What the exercise asks:
Using the data below, repeat all of it precisely.

# Dataset start

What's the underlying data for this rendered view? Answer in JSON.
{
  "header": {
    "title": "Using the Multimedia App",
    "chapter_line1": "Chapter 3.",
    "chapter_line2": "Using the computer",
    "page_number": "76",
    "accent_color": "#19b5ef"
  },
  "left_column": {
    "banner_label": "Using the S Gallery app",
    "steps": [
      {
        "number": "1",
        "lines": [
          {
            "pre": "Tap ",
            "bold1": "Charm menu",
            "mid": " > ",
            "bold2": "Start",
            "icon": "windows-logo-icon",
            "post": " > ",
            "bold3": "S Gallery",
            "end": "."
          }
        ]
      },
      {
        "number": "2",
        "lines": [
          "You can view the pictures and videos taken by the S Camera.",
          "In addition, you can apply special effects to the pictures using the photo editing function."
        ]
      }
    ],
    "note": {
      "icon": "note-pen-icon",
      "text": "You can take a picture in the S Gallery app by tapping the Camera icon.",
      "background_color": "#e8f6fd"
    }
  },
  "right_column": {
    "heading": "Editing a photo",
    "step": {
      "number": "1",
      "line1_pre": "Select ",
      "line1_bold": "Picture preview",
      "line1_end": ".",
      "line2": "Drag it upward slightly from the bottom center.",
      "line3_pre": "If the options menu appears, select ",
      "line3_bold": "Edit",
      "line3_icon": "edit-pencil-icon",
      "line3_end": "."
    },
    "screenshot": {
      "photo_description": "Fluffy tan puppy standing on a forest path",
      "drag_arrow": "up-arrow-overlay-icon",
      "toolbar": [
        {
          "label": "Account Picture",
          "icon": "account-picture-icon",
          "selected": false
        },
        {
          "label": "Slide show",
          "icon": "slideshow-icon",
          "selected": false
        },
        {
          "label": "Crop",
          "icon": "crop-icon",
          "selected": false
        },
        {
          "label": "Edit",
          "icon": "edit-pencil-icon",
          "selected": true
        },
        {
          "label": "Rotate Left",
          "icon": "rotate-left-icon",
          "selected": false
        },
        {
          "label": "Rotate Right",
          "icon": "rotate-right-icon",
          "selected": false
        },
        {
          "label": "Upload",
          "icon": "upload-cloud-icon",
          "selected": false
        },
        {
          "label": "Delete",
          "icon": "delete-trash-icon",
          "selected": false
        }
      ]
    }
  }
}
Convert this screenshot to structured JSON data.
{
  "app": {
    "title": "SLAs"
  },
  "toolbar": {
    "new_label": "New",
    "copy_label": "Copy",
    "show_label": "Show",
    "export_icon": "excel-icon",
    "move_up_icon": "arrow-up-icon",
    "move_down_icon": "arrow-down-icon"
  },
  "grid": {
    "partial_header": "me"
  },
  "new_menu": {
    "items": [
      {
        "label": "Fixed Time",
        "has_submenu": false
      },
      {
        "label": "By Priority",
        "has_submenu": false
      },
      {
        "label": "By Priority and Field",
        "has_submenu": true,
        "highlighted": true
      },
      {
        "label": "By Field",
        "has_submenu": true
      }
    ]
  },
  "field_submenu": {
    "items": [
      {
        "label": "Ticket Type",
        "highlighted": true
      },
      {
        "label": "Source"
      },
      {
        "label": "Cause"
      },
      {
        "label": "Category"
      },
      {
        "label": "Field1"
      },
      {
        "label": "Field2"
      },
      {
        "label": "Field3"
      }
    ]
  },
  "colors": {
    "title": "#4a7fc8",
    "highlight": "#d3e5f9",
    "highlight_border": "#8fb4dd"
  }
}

# Dataset end

Task result:
What's the underlying data for this rendered view? Answer in JSON.
{
  "header": {
    "title": "Using the Multimedia App",
    "chapter_line1": "Chapter 3.",
    "chapter_line2": "Using the computer",
    "page_number": "76",
    "accent_color": "#19b5ef"
  },
  "left_column": {
    "banner_label": "Using the S Gallery app",
    "steps": [
      {
        "number": "1",
        "lines": [
          {
            "pre": "Tap ",
            "bold1": "Charm menu",
            "mid": " > ",
            "bold2": "Start",
            "icon": "windows-logo-icon",
            "post": " > ",
            "bold3": "S Gallery",
            "end": "."
          }
        ]
      },
      {
        "number": "2",
        "lines": [
          "You can view the pictures and videos taken by the S Camera.",
          "In addition, you can apply special effects to the pictures using the photo editing function."
        ]
      }
    ],
    "note": {
      "icon": "note-pen-icon",
      "text": "You can take a picture in the S Gallery app by tapping the Camera icon.",
      "background_color": "#e8f6fd"
    }
  },
  "right_column": {
    "heading": "Editing a photo",
    "step": {
      "number": "1",
      "line1_pre": "Select ",
      "line1_bold": "Picture preview",
      "line1_end": ".",
      "line2": "Drag it upward slightly from the bottom center.",
      "line3_pre": "If the options menu appears, select ",
      "line3_bold": "Edit",
      "line3_icon": "edit-pencil-icon",
      "line3_end": "."
    },
    "screenshot": {
      "photo_description": "Fluffy tan puppy standing on a forest path",
      "drag_arrow": "up-arrow-overlay-icon",
      "toolbar": [
        {
          "label": "Account Picture",
          "icon": "account-picture-icon",
          "selected": false
        },
        {
          "label": "Slide show",
          "icon": "slideshow-icon",
          "selected": false
        },
        {
          "label": "Crop",
          "icon": "crop-icon",
          "selected": false
        },
        {
          "label": "Edit",
          "icon": "edit-pencil-icon",
          "selected": true
        },
        {
          "label": "Rotate Left",
          "icon": "rotate-left-icon",
          "selected": false
        },
        {
          "label": "Rotate Right",
          "icon": "rotate-right-icon",
          "selected": false
        },
        {
          "label": "Upload",
          "icon": "upload-cloud-icon",
          "selected": false
        },
        {
          "label": "Delete",
          "icon": "delete-trash-icon",
          "selected": false
        }
      ]
    }
  }
}
Convert this screenshot to structured JSON data.
{
  "app": {
    "title": "SLAs"
  },
  "toolbar": {
    "new_label": "New",
    "copy_label": "Copy",
    "show_label": "Show",
    "export_icon": "excel-icon",
    "move_up_icon": "arrow-up-icon",
    "move_down_icon": "arrow-down-icon"
  },
  "grid": {
    "partial_header": "me"
  },
  "new_menu": {
    "items": [
      {
        "label": "Fixed Time",
        "has_submenu": false
      },
      {
        "label": "By Priority",
        "has_submenu": false
      },
      {
        "label": "By Priority and Field",
        "has_submenu": true,
        "highlighted": true
      },
      {
        "label": "By Field",
        "has_submenu": true
      }
    ]
  },
  "field_submenu": {
    "items": [
      {
        "label": "Ticket Type",
        "highlighted": true
      },
      {
        "label": "Source"
      },
      {
        "label": "Cause"
      },
      {
        "label": "Category"
      },
      {
        "label": "Field1"
      },
      {
        "label": "Field2"
      },
      {
        "label": "Field3"
      }
    ]
  },
  "colors": {
    "title": "#4a7fc8",
    "highlight": "#d3e5f9",
    "highlight_border": "#8fb4dd"
  }
}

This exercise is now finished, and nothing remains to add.